**TASK INSTRUCTIONS:** Please return the full listing below without altering anything.

Data records
>> BEGIN
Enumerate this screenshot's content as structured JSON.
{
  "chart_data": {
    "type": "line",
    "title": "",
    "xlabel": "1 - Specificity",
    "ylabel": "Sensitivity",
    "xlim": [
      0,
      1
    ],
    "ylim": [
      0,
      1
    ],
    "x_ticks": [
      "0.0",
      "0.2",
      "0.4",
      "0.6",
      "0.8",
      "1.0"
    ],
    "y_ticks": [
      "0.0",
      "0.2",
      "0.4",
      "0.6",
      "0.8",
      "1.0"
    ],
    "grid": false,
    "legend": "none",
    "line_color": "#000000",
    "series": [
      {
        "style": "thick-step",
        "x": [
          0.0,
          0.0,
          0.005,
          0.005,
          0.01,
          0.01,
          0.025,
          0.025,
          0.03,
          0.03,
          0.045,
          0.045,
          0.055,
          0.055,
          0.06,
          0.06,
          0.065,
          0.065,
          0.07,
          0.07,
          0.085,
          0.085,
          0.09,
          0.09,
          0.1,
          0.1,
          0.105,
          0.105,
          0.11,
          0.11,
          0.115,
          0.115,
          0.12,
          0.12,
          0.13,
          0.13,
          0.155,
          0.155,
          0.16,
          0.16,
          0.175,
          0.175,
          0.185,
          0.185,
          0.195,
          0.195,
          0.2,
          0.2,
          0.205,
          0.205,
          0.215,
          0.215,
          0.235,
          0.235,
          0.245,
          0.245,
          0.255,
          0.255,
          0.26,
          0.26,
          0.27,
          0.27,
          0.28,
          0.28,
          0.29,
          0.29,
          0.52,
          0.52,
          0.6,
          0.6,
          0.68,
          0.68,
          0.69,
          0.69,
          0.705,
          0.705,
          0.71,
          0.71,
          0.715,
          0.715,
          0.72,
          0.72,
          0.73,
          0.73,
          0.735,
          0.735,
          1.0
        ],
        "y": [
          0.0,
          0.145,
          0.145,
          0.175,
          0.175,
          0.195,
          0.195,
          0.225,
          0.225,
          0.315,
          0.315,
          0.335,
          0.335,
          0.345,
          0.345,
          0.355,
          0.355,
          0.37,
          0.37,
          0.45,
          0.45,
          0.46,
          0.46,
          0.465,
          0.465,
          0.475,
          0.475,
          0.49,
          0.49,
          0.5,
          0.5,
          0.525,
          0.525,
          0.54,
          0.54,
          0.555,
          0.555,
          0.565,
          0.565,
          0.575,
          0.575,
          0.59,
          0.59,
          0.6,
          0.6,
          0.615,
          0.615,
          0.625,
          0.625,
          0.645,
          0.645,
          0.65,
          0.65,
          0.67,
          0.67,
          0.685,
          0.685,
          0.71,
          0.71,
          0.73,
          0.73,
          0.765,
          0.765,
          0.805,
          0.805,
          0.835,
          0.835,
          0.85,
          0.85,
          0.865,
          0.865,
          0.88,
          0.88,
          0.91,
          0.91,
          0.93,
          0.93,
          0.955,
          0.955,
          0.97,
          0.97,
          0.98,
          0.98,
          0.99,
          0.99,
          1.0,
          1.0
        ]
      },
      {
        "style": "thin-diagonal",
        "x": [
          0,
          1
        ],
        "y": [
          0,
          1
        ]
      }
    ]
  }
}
>> END
**TASK RESPONSE:**
Enumerate this screenshot's content as structured JSON.
{
  "chart_data": {
    "type": "line",
    "title": "",
    "xlabel": "1 - Specificity",
    "ylabel": "Sensitivity",
    "xlim": [
      0,
      1
    ],
    "ylim": [
      0,
      1
    ],
    "x_ticks": [
      "0.0",
      "0.2",
      "0.4",
      "0.6",
      "0.8",
      "1.0"
    ],
    "y_ticks": [
      "0.0",
      "0.2",
      "0.4",
      "0.6",
      "0.8",
      "1.0"
    ],
    "grid": false,
    "legend": "none",
    "line_color": "#000000",
    "series": [
      {
        "style": "thick-step",
        "x": [
          0.0,
          0.0,
          0.005,
          0.005,
          0.01,
          0.01,
          0.025,
          0.025,
          0.03,
          0.03,
          0.045,
          0.045,
          0.055,
          0.055,
          0.06,
          0.06,
          0.065,
          0.065,
          0.07,
          0.07,
          0.085,
          0.085,
          0.09,
          0.09,
          0.1,
          0.1,
          0.105,
          0.105,
          0.11,
          0.11,
          0.115,
          0.115,
          0.12,
          0.12,
          0.13,
          0.13,
          0.155,
          0.155,
          0.16,
          0.16,
          0.175,
          0.175,
          0.185,
          0.185,
          0.195,
          0.195,
          0.2,
          0.2,
          0.205,
          0.205,
          0.215,
          0.215,
          0.235,
          0.235,
          0.245,
          0.245,
          0.255,
          0.255,
          0.26,
          0.26,
          0.27,
          0.27,
          0.28,
          0.28,
          0.29,
          0.29,
          0.52,
          0.52,
          0.6,
          0.6,
          0.68,
          0.68,
          0.69,
          0.69,
          0.705,
          0.705,
          0.71,
          0.71,
          0.715,
          0.715,
          0.72,
          0.72,
          0.73,
          0.73,
          0.735,
          0.735,
          1.0
        ],
        "y": [
          0.0,
          0.145,
          0.145,
          0.175,
          0.175,
          0.195,
          0.195,
          0.225,
          0.225,
          0.315,
          0.315,
          0.335,
          0.335,
          0.345,
          0.345,
          0.355,
          0.355,
          0.37,
          0.37,
          0.45,
          0.45,
          0.46,
          0.46,
          0.465,
          0.465,
          0.475,
          0.475,
          0.49,
          0.49,
          0.5,
          0.5,
          0.525,
          0.525,
          0.54,
          0.54,
          0.555,
          0.555,
          0.565,
          0.565,
          0.575,
          0.575,
          0.59,
          0.59,
          0.6,
          0.6,
          0.615,
          0.615,
          0.625,
          0.625,
          0.645,
          0.645,
          0.65,
          0.65,
          0.67,
          0.67,
          0.685,
          0.685,
          0.71,
          0.71,
          0.73,
          0.73,
          0.765,
          0.765,
          0.805,
          0.805,
          0.835,
          0.835,
          0.85,
          0.85,
          0.865,
          0.865,
          0.88,
          0.88,
          0.91,
          0.91,
          0.93,
          0.93,
          0.955,
          0.955,
          0.97,
          0.97,
          0.98,
          0.98,
          0.99,
          0.99,
          1.0,
          1.0
        ]
      },
      {
        "style": "thin-diagonal",
        "x": [
          0,
          1
        ],
        "y": [
          0,
          1
        ]
      }
    ]
  }
}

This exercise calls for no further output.